(Saved entries)
=-=-=

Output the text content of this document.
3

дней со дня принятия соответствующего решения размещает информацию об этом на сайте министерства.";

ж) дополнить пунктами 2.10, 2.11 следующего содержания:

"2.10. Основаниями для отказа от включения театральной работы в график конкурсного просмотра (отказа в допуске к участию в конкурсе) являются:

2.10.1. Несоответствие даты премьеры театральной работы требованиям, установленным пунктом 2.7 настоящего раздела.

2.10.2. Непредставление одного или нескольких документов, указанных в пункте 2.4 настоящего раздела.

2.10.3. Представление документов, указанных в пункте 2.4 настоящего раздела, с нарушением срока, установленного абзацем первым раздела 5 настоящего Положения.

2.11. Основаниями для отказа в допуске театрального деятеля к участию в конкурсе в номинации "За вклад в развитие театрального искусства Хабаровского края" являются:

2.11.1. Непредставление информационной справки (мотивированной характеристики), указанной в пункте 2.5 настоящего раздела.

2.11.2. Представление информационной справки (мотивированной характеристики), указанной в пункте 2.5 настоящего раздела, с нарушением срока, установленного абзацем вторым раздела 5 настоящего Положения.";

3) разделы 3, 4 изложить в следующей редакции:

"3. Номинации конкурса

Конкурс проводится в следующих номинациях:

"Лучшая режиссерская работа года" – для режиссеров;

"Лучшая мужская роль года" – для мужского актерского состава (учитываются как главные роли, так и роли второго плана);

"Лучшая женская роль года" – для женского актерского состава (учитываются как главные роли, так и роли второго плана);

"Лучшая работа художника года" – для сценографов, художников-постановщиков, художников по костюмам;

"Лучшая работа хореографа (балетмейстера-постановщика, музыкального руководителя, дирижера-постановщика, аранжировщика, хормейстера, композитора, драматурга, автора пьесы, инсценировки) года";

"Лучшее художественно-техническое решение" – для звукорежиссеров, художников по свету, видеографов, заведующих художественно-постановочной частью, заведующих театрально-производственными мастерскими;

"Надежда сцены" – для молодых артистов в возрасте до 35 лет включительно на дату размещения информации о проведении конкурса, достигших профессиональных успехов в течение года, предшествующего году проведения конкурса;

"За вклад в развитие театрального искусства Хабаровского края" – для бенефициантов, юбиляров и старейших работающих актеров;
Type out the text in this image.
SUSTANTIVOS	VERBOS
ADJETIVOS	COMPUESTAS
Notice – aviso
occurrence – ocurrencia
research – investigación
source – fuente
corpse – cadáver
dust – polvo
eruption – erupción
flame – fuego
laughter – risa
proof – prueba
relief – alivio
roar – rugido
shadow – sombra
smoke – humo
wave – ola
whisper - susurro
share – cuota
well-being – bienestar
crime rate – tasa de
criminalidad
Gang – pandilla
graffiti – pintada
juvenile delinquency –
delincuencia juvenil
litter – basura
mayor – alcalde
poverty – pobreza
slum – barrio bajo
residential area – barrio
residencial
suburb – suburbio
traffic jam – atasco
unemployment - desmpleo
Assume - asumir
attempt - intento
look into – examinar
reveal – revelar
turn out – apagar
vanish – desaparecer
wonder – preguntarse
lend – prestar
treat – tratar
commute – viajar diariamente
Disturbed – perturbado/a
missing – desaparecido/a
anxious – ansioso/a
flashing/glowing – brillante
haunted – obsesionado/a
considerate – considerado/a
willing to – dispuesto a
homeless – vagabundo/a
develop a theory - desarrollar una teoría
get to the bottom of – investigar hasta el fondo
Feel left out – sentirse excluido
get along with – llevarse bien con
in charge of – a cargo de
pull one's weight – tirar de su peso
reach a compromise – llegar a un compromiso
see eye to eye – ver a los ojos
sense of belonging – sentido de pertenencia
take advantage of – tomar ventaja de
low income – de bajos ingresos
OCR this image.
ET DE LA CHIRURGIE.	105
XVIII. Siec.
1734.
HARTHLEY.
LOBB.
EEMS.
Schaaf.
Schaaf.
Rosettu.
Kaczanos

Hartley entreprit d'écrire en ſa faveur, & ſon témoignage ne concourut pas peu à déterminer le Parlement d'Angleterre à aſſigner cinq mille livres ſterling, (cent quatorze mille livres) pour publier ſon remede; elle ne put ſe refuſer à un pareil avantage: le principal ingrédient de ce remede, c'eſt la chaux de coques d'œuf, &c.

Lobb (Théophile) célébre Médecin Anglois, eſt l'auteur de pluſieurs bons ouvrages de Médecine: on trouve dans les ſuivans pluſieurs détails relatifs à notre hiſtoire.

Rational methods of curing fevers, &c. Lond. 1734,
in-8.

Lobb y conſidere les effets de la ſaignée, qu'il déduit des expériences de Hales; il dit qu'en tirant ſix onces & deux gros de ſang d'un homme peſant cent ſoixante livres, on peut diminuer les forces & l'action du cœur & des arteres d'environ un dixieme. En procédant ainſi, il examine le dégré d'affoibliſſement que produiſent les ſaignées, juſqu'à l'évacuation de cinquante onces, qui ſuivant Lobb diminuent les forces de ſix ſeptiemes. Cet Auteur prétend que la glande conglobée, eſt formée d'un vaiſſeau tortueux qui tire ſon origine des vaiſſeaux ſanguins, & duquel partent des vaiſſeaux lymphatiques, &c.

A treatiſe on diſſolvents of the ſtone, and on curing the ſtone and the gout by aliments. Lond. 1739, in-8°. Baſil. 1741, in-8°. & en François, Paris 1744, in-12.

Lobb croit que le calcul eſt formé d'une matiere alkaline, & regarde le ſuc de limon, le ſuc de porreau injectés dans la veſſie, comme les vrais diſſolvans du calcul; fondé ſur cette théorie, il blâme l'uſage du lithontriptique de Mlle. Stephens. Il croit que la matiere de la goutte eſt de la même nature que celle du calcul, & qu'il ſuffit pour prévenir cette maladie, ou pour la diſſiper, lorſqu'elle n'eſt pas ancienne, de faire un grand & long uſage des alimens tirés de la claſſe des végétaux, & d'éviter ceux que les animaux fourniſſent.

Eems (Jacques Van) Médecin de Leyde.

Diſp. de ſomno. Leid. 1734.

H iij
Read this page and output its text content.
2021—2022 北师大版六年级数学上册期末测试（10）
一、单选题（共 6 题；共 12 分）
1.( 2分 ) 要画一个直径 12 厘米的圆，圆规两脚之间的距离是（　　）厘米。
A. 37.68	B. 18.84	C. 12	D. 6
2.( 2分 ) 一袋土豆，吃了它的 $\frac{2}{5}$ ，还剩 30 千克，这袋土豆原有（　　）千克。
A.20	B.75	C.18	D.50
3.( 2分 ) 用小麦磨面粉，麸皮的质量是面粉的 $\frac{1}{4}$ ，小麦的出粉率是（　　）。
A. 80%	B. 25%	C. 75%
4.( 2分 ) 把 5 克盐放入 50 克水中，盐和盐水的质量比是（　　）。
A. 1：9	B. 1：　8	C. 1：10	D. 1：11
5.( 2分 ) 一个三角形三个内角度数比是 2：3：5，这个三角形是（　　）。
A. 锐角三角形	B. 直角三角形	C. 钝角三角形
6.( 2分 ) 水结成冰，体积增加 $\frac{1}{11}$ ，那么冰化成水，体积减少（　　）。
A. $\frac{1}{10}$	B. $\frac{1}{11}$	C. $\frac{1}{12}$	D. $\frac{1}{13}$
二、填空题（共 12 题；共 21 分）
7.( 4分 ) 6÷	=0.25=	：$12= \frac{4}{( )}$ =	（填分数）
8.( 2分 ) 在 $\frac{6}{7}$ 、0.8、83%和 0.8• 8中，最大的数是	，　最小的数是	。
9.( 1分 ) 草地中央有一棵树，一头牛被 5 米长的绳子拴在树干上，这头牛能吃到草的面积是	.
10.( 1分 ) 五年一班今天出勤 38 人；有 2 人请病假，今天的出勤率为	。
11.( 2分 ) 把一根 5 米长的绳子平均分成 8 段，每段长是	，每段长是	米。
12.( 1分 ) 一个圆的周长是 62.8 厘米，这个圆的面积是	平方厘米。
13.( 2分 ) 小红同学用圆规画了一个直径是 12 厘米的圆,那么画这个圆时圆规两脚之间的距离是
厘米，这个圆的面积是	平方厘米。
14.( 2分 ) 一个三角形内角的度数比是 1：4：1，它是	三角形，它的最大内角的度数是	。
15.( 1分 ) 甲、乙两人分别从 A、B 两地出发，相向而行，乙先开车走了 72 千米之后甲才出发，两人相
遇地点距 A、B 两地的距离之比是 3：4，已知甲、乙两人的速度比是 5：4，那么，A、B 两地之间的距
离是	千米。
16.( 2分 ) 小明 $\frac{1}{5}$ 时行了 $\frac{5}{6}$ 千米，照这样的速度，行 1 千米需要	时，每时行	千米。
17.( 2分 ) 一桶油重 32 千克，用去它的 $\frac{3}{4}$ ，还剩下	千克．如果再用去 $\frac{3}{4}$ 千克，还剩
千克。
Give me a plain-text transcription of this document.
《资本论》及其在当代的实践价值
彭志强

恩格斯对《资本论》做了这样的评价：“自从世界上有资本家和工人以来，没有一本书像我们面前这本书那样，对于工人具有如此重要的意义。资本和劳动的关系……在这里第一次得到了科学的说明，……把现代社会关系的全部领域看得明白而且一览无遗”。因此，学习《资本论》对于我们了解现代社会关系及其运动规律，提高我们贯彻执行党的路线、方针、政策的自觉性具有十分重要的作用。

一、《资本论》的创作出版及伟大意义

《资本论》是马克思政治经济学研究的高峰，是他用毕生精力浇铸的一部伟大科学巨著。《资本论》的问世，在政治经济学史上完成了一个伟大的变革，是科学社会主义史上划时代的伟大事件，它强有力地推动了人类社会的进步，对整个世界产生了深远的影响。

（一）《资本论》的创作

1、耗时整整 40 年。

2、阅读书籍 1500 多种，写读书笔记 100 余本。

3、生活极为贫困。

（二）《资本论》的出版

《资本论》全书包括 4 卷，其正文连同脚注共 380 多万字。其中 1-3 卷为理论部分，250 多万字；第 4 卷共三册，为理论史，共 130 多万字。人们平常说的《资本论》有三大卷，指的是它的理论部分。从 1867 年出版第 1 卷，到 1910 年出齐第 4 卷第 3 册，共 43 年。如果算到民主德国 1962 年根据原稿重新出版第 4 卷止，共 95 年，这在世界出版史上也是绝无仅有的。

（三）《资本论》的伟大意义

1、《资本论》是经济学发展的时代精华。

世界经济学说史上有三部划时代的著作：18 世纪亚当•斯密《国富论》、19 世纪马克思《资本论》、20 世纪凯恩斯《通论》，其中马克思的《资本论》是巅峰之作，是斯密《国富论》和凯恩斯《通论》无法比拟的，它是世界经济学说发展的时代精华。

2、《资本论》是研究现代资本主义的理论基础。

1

=-=-=

Give the count of lines in the data shown above that contain "text", and nothing else.

4